**To be done**
Output every entry exactly, from the first line to the last.

* Start Provided material *

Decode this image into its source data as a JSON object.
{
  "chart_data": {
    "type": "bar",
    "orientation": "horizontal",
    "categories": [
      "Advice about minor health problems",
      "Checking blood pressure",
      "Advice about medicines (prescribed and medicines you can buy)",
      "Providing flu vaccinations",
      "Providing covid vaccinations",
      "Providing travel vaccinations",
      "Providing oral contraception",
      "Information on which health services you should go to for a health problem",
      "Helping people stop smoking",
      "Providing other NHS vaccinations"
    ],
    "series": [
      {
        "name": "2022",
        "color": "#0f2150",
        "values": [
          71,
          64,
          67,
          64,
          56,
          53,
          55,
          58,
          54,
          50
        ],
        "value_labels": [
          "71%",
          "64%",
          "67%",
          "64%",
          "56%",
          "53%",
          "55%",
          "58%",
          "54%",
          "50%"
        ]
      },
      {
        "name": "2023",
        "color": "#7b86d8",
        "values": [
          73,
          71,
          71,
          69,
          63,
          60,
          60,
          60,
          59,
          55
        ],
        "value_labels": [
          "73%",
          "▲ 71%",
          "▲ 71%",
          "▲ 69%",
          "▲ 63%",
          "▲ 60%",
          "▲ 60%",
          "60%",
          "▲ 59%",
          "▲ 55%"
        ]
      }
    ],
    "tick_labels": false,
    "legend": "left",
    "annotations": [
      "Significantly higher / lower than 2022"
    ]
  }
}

* End Provided material *

**Solution for this problem**
Decode this image into its source data as a JSON object.
{
  "chart_data": {
    "type": "bar",
    "orientation": "horizontal",
    "categories": [
      "Advice about minor health problems",
      "Checking blood pressure",
      "Advice about medicines (prescribed and medicines you can buy)",
      "Providing flu vaccinations",
      "Providing covid vaccinations",
      "Providing travel vaccinations",
      "Providing oral contraception",
      "Information on which health services you should go to for a health problem",
      "Helping people stop smoking",
      "Providing other NHS vaccinations"
    ],
    "series": [
      {
        "name": "2022",
        "color": "#0f2150",
        "values": [
          71,
          64,
          67,
          64,
          56,
          53,
          55,
          58,
          54,
          50
        ],
        "value_labels": [
          "71%",
          "64%",
          "67%",
          "64%",
          "56%",
          "53%",
          "55%",
          "58%",
          "54%",
          "50%"
        ]
      },
      {
        "name": "2023",
        "color": "#7b86d8",
        "values": [
          73,
          71,
          71,
          69,
          63,
          60,
          60,
          60,
          59,
          55
        ],
        "value_labels": [
          "73%",
          "▲ 71%",
          "▲ 71%",
          "▲ 69%",
          "▲ 63%",
          "▲ 60%",
          "▲ 60%",
          "60%",
          "▲ 59%",
          "▲ 55%"
        ]
      }
    ],
    "tick_labels": false,
    "legend": "left",
    "annotations": [
      "Significantly higher / lower than 2022"
    ]
  }
}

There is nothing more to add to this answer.